▶ [WHAT THE EXERCISE ASKS]
Copy every record exactly, and keep the pictures out.

▶ [EXTRACTED INFORMATION]
--

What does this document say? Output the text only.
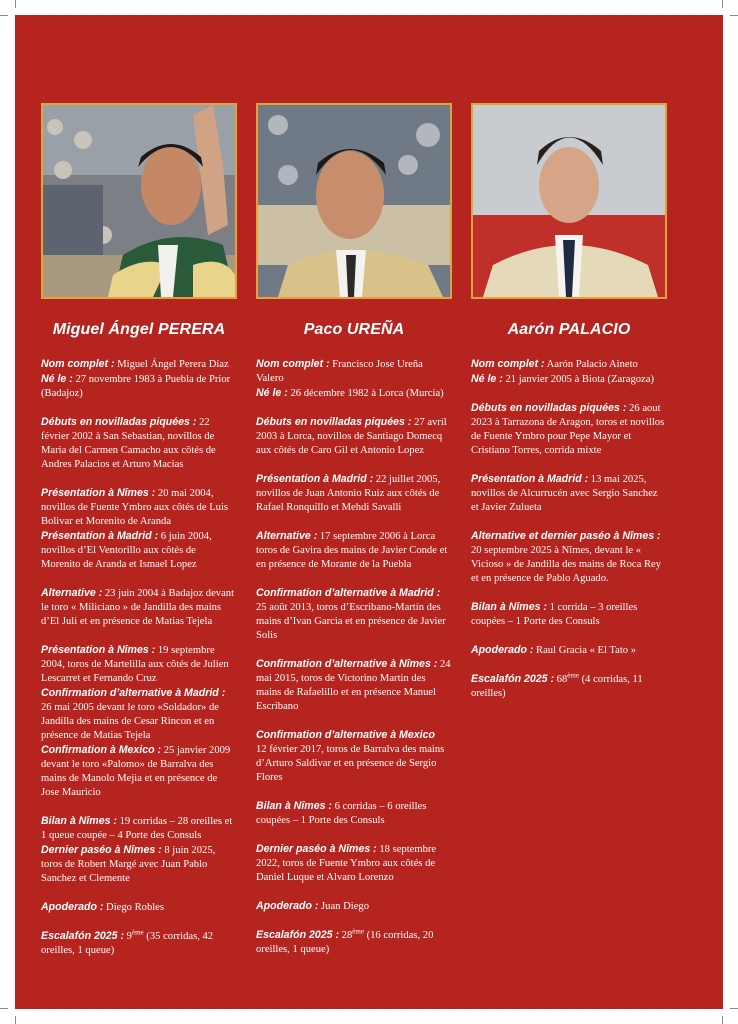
Miguel Ángel PERERA

Nom complet : Miguel Ángel Perera Díaz

Né le : 27 novembre 1983 à Puebla de Prior (Badajoz)

Débuts en novilladas piquées : 22 février 2002 à San Sebastian, novillos de Maria del Carmen Camacho aux côtés de Andres Palacios et Arturo Macias

Présentation à Nîmes : 20 mai 2004, novillos de Fuente Ymbro aux côtés de Luis Bolivar et Morenito de Aranda

Présentation à Madrid : 6 juin 2004, novillos d’El Ventorillo aux côtés de Morenito de Aranda et Ismael Lopez

Alternative : 23 juin 2004 à Badajoz devant le toro « Miliciano » de Jandilla des mains d’El Juli et en présence de Matias Tejela

Présentation à Nîmes : 19 septembre 2004, toros de Martelilla aux côtés de Julien Lescarret et Fernando Cruz

Confirmation d’alternative à Madrid : 26 mai 2005 devant le toro «Soldador» de Jandilla des mains de Cesar Rincon et en présence de Matias Tejela

Confirmation à Mexico : 25 janvier 2009 devant le toro «Palomo» de Barralva des mains de Manolo Mejia et en présence de Jose Mauricio

Bilan à Nîmes : 19 corridas – 28 oreilles et 1 queue coupée – 4 Porte des Consuls

Dernier paséo à Nîmes : 8 juin 2025, toros de Robert Margé avec Juan Pablo Sanchez et Clemente

Apoderado : Diego Robles

Escalafón 2025 : 9ème (35 corridas, 42 oreilles, 1 queue)

Paco UREÑA

Nom complet : Francisco Jose Ureña Valero

Né le : 26 décembre 1982 à Lorca (Murcia)

Débuts en novilladas piquées : 27 avril 2003 à Lorca, novillos de Santiago Domecq aux côtés de Caro Gil et Antonio Lopez

Présentation à Madrid : 22 juillet 2005, novillos de Juan Antonio Ruiz aux côtés de Rafael Ronquillo et Mehdi Savalli

Alternative : 17 septembre 2006 à Lorca toros de Gavira des mains de Javier Conde et en présence de Morante de la Puebla

Confirmation d’alternative à Madrid : 25 août 2013, toros d’Escribano-Martín des mains d’Ivan Garcia et en présence de Javier Solis

Confirmation d’alternative à Nîmes : 24 mai 2015, toros de Victorino Martin des mains de Rafaelillo et en présence Manuel Escribano

Confirmation d’alternative à Mexico
12 février 2017, toros de Barralva des mains d’Arturo Saldivar et en présence de Sergio Flores

Bilan à Nîmes : 6 corridas – 6 oreilles coupées – 1 Porte des Consuls

Dernier paséo à Nîmes : 18 septembre 2022, toros de Fuente Ymbro aux côtés de Daniel Luque et Alvaro Lorenzo

Apoderado : Juan Diego

Escalafón 2025 : 28ème (16 corridas, 20 oreilles, 1 queue)

Aarón PALACIO

Nom complet : Aarón Palacio Aineto

Né le : 21 janvier 2005 à Biota (Zaragoza)

Débuts en novilladas piquées : 26 aout 2023 à Tarrazona de Aragon, toros et novillos de Fuente Ymbro pour Pepe Mayor et Cristiano Torres, corrida mixte

Présentation à Madrid : 13 mai 2025, novillos de Alcurrucén avec Sergio Sanchez et Javier Zulueta

Alternative et dernier paséo à Nîmes : 20 septembre 2025 à Nîmes, devant le « Vicioso » de Jandilla des mains de Roca Rey et en présence de Pablo Aguado.

Bilan à Nîmes : 1 corrida – 3 oreilles coupées – 1 Porte des Consuls

Apoderado : Raul Gracia « El Tato »

Escalafón 2025 : 68ème (4 corridas, 11 oreilles)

--

▶ [ANSWER TO THIS EXERCISE]
What does this document say? Output the text only.
Miguel Ángel PERERA

Nom complet : Miguel Ángel Perera Díaz

Né le : 27 novembre 1983 à Puebla de Prior (Badajoz)

Débuts en novilladas piquées : 22 février 2002 à San Sebastian, novillos de Maria del Carmen Camacho aux côtés de Andres Palacios et Arturo Macias

Présentation à Nîmes : 20 mai 2004, novillos de Fuente Ymbro aux côtés de Luis Bolivar et Morenito de Aranda

Présentation à Madrid : 6 juin 2004, novillos d’El Ventorillo aux côtés de Morenito de Aranda et Ismael Lopez

Alternative : 23 juin 2004 à Badajoz devant le toro « Miliciano » de Jandilla des mains d’El Juli et en présence de Matias Tejela

Présentation à Nîmes : 19 septembre 2004, toros de Martelilla aux côtés de Julien Lescarret et Fernando Cruz

Confirmation d’alternative à Madrid : 26 mai 2005 devant le toro «Soldador» de Jandilla des mains de Cesar Rincon et en présence de Matias Tejela

Confirmation à Mexico : 25 janvier 2009 devant le toro «Palomo» de Barralva des mains de Manolo Mejia et en présence de Jose Mauricio

Bilan à Nîmes : 19 corridas – 28 oreilles et 1 queue coupée – 4 Porte des Consuls

Dernier paséo à Nîmes : 8 juin 2025, toros de Robert Margé avec Juan Pablo Sanchez et Clemente

Apoderado : Diego Robles

Escalafón 2025 : 9ème (35 corridas, 42 oreilles, 1 queue)

Paco UREÑA

Nom complet : Francisco Jose Ureña Valero

Né le : 26 décembre 1982 à Lorca (Murcia)

Débuts en novilladas piquées : 27 avril 2003 à Lorca, novillos de Santiago Domecq aux côtés de Caro Gil et Antonio Lopez

Présentation à Madrid : 22 juillet 2005, novillos de Juan Antonio Ruiz aux côtés de Rafael Ronquillo et Mehdi Savalli

Alternative : 17 septembre 2006 à Lorca toros de Gavira des mains de Javier Conde et en présence de Morante de la Puebla

Confirmation d’alternative à Madrid : 25 août 2013, toros d’Escribano-Martín des mains d’Ivan Garcia et en présence de Javier Solis

Confirmation d’alternative à Nîmes : 24 mai 2015, toros de Victorino Martin des mains de Rafaelillo et en présence Manuel Escribano

Confirmation d’alternative à Mexico
12 février 2017, toros de Barralva des mains d’Arturo Saldivar et en présence de Sergio Flores

Bilan à Nîmes : 6 corridas – 6 oreilles coupées – 1 Porte des Consuls

Dernier paséo à Nîmes : 18 septembre 2022, toros de Fuente Ymbro aux côtés de Daniel Luque et Alvaro Lorenzo

Apoderado : Juan Diego

Escalafón 2025 : 28ème (16 corridas, 20 oreilles, 1 queue)

Aarón PALACIO

Nom complet : Aarón Palacio Aineto

Né le : 21 janvier 2005 à Biota (Zaragoza)

Débuts en novilladas piquées : 26 aout 2023 à Tarrazona de Aragon, toros et novillos de Fuente Ymbro pour Pepe Mayor et Cristiano Torres, corrida mixte

Présentation à Madrid : 13 mai 2025, novillos de Alcurrucén avec Sergio Sanchez et Javier Zulueta

Alternative et dernier paséo à Nîmes : 20 septembre 2025 à Nîmes, devant le « Vicioso » de Jandilla des mains de Roca Rey et en présence de Pablo Aguado.

Bilan à Nîmes : 1 corrida – 3 oreilles coupées – 1 Porte des Consuls

Apoderado : Raul Gracia « El Tato »

Escalafón 2025 : 68ème (4 corridas, 11 oreilles)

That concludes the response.